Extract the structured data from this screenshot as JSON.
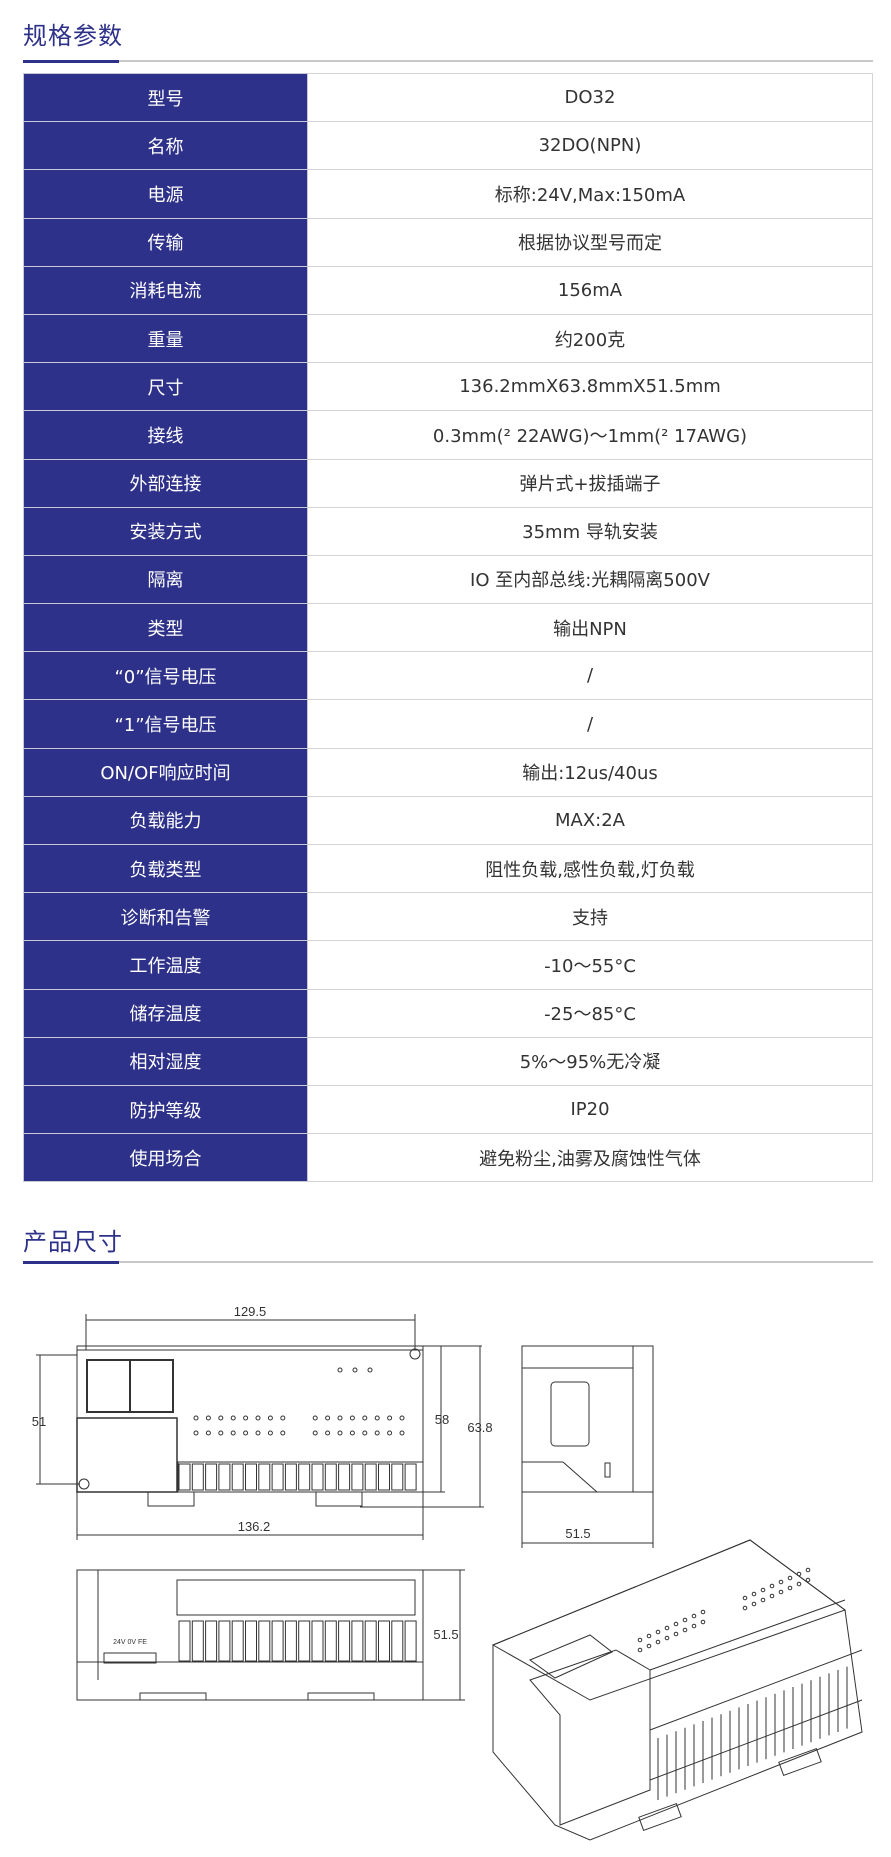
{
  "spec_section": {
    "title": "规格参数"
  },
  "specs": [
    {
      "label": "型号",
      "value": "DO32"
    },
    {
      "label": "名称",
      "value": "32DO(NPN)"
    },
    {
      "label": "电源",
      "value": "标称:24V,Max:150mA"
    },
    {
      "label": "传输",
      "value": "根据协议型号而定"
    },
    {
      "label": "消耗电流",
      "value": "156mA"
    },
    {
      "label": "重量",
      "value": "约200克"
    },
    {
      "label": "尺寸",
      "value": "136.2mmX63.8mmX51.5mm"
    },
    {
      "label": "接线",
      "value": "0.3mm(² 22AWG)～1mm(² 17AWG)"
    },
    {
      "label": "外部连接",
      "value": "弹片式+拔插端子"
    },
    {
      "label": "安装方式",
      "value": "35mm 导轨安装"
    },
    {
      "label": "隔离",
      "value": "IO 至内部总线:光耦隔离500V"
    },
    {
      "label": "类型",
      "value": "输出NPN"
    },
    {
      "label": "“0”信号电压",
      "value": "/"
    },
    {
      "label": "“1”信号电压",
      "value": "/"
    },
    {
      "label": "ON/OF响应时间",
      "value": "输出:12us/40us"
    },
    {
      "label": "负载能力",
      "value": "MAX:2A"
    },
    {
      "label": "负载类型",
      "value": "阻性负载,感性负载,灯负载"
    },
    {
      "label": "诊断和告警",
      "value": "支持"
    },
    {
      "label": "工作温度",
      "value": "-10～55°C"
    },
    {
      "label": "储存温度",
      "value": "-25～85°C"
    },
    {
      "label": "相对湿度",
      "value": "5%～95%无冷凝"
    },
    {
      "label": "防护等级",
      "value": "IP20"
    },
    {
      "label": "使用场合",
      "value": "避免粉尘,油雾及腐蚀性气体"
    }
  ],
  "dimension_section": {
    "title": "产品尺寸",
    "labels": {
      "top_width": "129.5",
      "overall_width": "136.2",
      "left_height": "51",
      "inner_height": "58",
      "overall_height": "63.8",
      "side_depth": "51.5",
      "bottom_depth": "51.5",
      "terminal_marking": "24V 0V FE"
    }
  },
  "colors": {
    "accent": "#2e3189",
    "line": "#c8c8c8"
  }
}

__________

DIRECTIONS: Nothing but the pictures may be dropped; output the records above exactly.

ANSWER:
Extract the structured data from this screenshot as JSON.
{
  "spec_section": {
    "title": "规格参数"
  },
  "specs": [
    {
      "label": "型号",
      "value": "DO32"
    },
    {
      "label": "名称",
      "value": "32DO(NPN)"
    },
    {
      "label": "电源",
      "value": "标称:24V,Max:150mA"
    },
    {
      "label": "传输",
      "value": "根据协议型号而定"
    },
    {
      "label": "消耗电流",
      "value": "156mA"
    },
    {
      "label": "重量",
      "value": "约200克"
    },
    {
      "label": "尺寸",
      "value": "136.2mmX63.8mmX51.5mm"
    },
    {
      "label": "接线",
      "value": "0.3mm(² 22AWG)～1mm(² 17AWG)"
    },
    {
      "label": "外部连接",
      "value": "弹片式+拔插端子"
    },
    {
      "label": "安装方式",
      "value": "35mm 导轨安装"
    },
    {
      "label": "隔离",
      "value": "IO 至内部总线:光耦隔离500V"
    },
    {
      "label": "类型",
      "value": "输出NPN"
    },
    {
      "label": "“0”信号电压",
      "value": "/"
    },
    {
      "label": "“1”信号电压",
      "value": "/"
    },
    {
      "label": "ON/OF响应时间",
      "value": "输出:12us/40us"
    },
    {
      "label": "负载能力",
      "value": "MAX:2A"
    },
    {
      "label": "负载类型",
      "value": "阻性负载,感性负载,灯负载"
    },
    {
      "label": "诊断和告警",
      "value": "支持"
    },
    {
      "label": "工作温度",
      "value": "-10～55°C"
    },
    {
      "label": "储存温度",
      "value": "-25～85°C"
    },
    {
      "label": "相对湿度",
      "value": "5%～95%无冷凝"
    },
    {
      "label": "防护等级",
      "value": "IP20"
    },
    {
      "label": "使用场合",
      "value": "避免粉尘,油雾及腐蚀性气体"
    }
  ],
  "dimension_section": {
    "title": "产品尺寸",
    "labels": {
      "top_width": "129.5",
      "overall_width": "136.2",
      "left_height": "51",
      "inner_height": "58",
      "overall_height": "63.8",
      "side_depth": "51.5",
      "bottom_depth": "51.5",
      "terminal_marking": "24V 0V FE"
    }
  },
  "colors": {
    "accent": "#2e3189",
    "line": "#c8c8c8"
  }
}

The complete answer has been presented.